- [DIRECTIONS FOR THIS TASK]: Among the records below, find each line that includes the string "Days" and copy it.

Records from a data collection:

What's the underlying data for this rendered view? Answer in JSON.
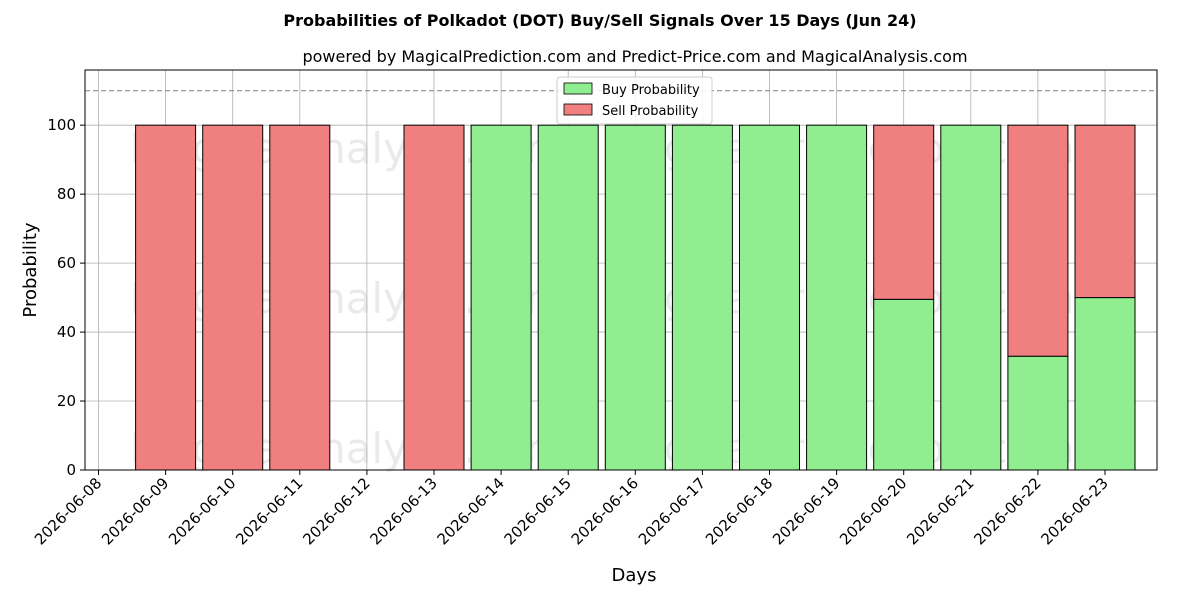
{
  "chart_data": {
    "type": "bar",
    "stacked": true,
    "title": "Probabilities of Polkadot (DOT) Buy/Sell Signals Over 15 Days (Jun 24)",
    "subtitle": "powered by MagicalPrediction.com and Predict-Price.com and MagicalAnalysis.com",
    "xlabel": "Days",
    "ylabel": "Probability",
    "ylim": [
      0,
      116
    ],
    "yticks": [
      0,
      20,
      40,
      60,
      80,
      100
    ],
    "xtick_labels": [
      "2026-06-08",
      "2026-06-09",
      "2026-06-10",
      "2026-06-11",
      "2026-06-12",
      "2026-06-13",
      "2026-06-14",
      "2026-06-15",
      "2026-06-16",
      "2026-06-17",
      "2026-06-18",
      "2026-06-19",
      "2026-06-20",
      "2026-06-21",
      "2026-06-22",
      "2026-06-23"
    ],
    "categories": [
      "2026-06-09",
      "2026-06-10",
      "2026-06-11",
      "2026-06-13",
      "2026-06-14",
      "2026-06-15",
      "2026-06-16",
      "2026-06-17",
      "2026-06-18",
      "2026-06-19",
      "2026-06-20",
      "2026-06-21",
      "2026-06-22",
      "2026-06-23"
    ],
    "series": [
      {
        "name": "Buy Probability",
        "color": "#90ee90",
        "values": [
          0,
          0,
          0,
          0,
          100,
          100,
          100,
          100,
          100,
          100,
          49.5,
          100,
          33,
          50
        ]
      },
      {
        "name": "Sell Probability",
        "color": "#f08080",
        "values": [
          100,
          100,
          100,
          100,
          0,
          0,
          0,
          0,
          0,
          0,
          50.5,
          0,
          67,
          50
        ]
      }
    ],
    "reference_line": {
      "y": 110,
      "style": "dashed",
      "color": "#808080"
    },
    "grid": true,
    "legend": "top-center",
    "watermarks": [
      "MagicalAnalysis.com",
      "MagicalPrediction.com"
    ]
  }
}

---

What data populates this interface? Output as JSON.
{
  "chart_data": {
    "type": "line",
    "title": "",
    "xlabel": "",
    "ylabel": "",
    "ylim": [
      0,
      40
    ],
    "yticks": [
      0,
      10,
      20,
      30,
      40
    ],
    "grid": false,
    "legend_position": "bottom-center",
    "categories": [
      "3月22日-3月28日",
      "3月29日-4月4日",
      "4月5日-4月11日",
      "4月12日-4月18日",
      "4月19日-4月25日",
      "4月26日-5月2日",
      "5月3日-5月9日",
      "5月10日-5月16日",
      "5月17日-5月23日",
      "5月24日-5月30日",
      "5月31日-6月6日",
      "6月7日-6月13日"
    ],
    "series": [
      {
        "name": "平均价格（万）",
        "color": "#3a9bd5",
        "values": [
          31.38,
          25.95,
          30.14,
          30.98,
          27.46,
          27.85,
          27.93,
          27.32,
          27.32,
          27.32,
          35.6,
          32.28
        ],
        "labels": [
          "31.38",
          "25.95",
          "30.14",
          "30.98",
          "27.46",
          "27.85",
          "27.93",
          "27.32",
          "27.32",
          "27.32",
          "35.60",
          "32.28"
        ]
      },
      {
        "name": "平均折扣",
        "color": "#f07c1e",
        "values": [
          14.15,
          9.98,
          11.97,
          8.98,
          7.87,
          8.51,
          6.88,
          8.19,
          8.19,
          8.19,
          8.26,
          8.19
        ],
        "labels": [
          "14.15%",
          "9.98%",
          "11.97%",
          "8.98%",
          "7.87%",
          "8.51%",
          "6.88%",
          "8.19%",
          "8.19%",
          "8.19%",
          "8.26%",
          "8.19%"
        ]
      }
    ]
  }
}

- [EXPECTED ANSWER]:
    "title": "Probabilities of Polkadot (DOT) Buy/Sell Signals Over 15 Days (Jun 24)",
    "xlabel": "Days",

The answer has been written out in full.